## TASK PROMPT
Retype the listing below from its first line up to and including the line that contains "- stat-sub: Interactive".
--- start of RECORDS PROVIDED ---
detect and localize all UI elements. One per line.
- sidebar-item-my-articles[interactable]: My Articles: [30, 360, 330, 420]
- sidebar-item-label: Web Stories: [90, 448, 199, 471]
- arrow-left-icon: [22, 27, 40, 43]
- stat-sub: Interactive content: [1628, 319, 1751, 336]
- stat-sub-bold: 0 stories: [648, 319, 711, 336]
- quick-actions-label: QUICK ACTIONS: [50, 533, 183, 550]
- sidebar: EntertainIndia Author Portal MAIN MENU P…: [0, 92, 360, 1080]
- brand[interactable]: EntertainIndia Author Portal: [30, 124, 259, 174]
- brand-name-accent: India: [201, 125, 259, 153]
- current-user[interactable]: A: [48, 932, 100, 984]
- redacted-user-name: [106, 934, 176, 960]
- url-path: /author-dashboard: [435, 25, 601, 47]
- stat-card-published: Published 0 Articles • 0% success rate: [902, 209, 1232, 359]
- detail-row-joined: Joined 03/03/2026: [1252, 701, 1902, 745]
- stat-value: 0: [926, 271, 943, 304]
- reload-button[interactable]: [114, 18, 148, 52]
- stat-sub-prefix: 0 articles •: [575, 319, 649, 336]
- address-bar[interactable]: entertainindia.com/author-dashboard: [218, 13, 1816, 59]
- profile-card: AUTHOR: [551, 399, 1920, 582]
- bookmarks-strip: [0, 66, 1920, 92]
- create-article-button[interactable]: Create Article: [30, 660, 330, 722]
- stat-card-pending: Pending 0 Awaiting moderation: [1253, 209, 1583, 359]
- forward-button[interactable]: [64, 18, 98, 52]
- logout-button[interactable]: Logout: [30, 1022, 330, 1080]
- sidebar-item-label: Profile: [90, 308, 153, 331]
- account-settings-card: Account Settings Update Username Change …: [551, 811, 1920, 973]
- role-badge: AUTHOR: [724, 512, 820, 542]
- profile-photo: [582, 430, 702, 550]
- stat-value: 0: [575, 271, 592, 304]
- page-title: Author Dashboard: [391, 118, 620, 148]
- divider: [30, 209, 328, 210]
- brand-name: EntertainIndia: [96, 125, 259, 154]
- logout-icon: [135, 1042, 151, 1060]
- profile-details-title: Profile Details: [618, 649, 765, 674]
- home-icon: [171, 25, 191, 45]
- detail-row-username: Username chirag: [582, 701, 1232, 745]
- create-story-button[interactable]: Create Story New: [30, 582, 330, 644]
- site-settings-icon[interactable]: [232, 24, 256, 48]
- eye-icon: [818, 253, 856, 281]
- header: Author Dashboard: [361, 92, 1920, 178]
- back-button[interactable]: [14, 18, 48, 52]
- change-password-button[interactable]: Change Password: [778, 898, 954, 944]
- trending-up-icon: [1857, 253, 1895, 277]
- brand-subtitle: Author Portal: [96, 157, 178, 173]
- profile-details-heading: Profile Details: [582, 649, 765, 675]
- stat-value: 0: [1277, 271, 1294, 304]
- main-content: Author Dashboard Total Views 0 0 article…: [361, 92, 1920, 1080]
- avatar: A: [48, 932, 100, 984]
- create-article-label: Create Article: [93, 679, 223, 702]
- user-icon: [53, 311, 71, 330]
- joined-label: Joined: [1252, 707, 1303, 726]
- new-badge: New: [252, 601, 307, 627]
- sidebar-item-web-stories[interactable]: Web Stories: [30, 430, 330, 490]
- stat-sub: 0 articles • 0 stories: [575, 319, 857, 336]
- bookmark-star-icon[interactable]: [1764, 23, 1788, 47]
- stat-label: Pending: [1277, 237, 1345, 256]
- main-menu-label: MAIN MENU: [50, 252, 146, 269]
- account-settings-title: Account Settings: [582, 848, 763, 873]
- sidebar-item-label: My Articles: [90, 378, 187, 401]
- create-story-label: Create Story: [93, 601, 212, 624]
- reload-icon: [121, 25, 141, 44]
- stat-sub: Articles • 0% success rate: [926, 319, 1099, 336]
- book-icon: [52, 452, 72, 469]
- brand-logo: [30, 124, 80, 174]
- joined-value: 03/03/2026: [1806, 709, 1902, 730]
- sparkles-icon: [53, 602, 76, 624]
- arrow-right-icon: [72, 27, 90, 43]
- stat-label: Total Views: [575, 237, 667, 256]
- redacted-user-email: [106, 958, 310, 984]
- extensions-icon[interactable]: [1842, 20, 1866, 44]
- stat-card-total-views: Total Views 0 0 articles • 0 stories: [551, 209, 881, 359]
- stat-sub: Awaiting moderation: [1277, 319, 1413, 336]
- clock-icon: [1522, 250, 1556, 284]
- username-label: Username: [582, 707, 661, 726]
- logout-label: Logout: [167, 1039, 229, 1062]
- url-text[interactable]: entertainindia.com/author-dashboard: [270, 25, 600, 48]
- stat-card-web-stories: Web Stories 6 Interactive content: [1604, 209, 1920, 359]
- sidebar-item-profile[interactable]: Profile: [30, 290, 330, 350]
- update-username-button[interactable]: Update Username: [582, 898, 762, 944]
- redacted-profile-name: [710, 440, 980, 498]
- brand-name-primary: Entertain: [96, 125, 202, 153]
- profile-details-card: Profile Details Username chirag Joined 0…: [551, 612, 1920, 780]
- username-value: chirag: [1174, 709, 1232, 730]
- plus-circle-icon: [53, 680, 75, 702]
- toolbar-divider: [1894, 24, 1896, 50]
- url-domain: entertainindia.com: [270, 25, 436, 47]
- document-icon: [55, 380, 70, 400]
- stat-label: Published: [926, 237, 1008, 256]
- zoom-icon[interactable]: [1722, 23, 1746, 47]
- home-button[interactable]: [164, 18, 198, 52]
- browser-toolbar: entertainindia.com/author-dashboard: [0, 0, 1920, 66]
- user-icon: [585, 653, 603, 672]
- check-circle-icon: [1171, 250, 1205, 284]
--- end of RECORDS PROVIDED ---
## RESULT
detect and localize all UI elements. One per line.
- sidebar-item-my-articles[interactable]: My Articles: [30, 360, 330, 420]
- sidebar-item-label: Web Stories: [90, 448, 199, 471]
- arrow-left-icon: [22, 27, 40, 43]
- stat-sub: Interactive content: [1628, 319, 1751, 336]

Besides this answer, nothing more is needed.